[TUGAS LATIHAN]:
1 > Tulis ulang bagian kutipan sumber mulai dari kata-kata "Lebih lanjut, salah" hingga setelah kata-kata "di pasar saham.", lalu ganti "kode broker" dengan "kode perantara".
2 > Menurut kutipan sumber, kebijakan apa yang dicontohkan Teguh sebagai kebijakan yang memungkinkan saham 'tidur' diperdagangkan kembali hingga turun ke harga Rp1?
3 > Sebutkan semua kebijakan BEI yang disebut dalam kutipan sumber.

[KUTIPAN SUMBER]:
# # # #

Teguh menilai, belum tercapainya target nilai transaksi harian BEI bukan semata-mata disebabkan oleh kinerja BEI yang buruk. Ia melihat akar permasalahannya lebih dalam, yaitu pada stagnasi jumlah investor dan penurunan minat pasar yang dipicu oleh kinerja emiten yang kurang menggembirakan. Meskipun BEI telah berupaya melakukan berbagai inovasi dari sisi kebijakan, upaya tersebut belum cukup untuk mengembalikan gairah pasar tanpa perbaikan kualitas perusahaan dan perlindungan investor yang nyata.
“Sebenarnya mungkin problemnya bukan di BEI-nya. Mereka sudah banyak melakukan inovasi-inovasi. Cuma malah blunder. Mungkin bisa dibilang begitu ya. Jadi bukan dampak positif yang dihasilkan tapi justru jadi dampak negatif,” tambahnya.
Teguh mencontohkan kebijakan *Full Call Auction* (FCA) yang memungkinkan saham ‘tidur’ alias yang selama ini stagnan di harga Rp50 untuk dapat diperdagangkan kembali hingga turun ke harga Rp1. Meskipun kebijakan ini bertujuan meningkatkan transaksi, namun di lapangan justru merugikan investor karena nilai saham mereka jatuh makin dalam. Di sisi lain, kualitas emiten yang baru melantai di bursa juga dinilai kurang menjanjikan, dengan banyak perusahaan IPO yang memiliki fundamental lemah, membuat investor enggan membeli saham-saham baru.
Lebih lanjut, salah satu kebijakan BEI yang dianggap ‘blunder’ dan merugikan adalah penutupan kode broker dan informasi domisili investor. Langkah ini memukul telak kalangan *trader* aktif yang selama ini menyumbang besar pada volume transaksi harian. Mereka kehilangan alat analisis krusial, membuat pasar menjadi makin sepi dan likuiditas menurun. Oleh karena itu, Teguh merespons positif kebijakan BEI untuk membuka kembali kode broker dan data transaksi lokal-asing demi meningkatkan nilai transaksi di pasar saham.

# # # #

[DATA TERSEDIA]:
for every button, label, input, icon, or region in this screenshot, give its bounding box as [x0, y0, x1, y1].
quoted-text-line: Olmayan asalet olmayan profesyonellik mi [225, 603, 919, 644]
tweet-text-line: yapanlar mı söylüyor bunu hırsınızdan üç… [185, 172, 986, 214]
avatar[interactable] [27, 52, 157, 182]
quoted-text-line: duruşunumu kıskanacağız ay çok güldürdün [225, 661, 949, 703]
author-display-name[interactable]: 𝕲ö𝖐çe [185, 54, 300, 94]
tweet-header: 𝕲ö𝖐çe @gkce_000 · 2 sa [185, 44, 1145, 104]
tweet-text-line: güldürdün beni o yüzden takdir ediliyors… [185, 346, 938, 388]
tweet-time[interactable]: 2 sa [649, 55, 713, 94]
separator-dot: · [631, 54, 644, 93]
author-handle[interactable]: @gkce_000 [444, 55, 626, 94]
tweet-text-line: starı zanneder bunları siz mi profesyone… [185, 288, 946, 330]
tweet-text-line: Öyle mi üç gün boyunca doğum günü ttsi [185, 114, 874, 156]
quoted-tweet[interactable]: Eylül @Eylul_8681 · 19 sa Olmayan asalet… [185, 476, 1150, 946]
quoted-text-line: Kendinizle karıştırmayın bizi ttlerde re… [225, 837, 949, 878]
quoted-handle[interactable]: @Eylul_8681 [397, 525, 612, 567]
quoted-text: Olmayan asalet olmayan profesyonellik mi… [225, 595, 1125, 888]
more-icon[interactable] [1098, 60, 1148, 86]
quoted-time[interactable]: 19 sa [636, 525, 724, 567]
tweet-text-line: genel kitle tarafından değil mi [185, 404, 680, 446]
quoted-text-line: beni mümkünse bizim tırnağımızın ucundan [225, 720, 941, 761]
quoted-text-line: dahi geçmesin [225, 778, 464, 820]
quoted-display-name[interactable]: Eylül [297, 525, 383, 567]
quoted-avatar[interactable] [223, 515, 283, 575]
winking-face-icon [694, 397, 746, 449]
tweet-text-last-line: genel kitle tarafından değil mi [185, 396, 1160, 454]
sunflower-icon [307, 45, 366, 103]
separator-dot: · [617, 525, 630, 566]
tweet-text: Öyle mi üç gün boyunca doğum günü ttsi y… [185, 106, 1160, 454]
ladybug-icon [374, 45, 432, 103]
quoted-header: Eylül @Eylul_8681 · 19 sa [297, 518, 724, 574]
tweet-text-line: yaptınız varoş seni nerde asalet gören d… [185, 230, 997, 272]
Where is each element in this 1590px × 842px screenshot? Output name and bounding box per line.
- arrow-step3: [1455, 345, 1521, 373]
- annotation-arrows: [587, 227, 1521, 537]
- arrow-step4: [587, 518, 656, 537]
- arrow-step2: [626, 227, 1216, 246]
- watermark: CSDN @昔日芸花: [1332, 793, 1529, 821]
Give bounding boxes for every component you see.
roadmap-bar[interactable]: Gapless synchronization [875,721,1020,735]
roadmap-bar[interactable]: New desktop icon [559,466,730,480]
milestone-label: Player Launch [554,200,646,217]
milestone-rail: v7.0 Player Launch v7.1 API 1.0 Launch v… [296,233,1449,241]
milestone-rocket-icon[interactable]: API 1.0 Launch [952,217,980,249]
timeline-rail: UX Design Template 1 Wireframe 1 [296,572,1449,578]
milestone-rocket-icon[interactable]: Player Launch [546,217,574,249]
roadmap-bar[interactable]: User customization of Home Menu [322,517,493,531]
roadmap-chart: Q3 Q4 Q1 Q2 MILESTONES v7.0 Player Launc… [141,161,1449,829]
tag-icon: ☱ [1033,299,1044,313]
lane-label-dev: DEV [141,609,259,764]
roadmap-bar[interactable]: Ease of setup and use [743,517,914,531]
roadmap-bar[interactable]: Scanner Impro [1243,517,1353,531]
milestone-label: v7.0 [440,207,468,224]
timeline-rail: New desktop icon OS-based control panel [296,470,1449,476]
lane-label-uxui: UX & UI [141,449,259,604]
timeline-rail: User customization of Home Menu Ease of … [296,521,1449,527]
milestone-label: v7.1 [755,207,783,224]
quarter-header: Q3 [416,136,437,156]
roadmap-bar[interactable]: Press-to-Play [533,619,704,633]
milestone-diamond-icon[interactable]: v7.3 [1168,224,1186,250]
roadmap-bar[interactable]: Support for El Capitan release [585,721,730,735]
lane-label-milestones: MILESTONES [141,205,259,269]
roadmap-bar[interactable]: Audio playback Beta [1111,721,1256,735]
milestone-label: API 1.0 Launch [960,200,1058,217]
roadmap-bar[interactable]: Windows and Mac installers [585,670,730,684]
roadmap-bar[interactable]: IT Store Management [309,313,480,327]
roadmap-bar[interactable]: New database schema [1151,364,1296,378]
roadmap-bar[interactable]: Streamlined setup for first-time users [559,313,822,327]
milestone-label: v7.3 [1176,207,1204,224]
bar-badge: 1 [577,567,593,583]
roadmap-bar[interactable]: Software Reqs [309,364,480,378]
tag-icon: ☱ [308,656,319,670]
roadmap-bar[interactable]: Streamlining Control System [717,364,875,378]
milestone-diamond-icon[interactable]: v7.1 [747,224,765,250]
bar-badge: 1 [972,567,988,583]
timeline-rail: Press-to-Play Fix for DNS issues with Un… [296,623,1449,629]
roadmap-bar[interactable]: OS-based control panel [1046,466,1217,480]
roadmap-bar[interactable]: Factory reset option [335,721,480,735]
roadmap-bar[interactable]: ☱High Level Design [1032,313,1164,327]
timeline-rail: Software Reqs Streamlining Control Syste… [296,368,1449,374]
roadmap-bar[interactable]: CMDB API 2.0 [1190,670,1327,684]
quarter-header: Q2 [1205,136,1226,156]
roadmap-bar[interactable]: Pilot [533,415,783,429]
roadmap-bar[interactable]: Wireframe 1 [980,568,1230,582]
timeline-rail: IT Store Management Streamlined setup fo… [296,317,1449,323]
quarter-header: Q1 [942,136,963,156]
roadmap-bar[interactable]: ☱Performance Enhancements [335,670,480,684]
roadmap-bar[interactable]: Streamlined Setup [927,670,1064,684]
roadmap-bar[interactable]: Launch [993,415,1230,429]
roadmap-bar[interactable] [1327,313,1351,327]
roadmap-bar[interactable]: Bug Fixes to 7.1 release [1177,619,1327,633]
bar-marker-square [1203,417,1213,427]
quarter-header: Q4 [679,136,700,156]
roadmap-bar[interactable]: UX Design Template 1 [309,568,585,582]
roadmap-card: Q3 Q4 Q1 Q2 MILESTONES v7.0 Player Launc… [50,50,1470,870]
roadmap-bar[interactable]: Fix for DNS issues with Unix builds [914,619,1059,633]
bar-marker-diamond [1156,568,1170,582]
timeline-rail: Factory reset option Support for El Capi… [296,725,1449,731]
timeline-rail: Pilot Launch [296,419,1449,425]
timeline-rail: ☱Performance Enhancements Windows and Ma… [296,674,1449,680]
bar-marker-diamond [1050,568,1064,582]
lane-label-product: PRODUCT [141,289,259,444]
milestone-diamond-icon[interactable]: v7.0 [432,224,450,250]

# # # #

[JAWABAN TUGAS]:
1 >
Lebih lanjut, salah satu kebijakan BEI yang dianggap ‘blunder’ dan merugikan adalah penutupan kode perantara dan informasi domisili investor. Langkah ini memukul telak kalangan *trader* aktif yang selama ini menyumbang besar pada volume transaksi harian. Mereka kehilangan alat analisis krusial, membuat pasar menjadi makin sepi dan likuiditas menurun. Oleh karena itu, Teguh merespons positif kebijakan BEI untuk membuka kembali kode perantara dan data transaksi lokal-asing demi meningkatkan nilai transaksi di pasar saham.

2 > Kebijakan *Full Call Auction* (FCA).

3 >
- *Full Call Auction* (FCA)
- Penutupan kode broker dan informasi domisili investor
- Pembukaan kembali kode broker dan data transaksi lokal-asing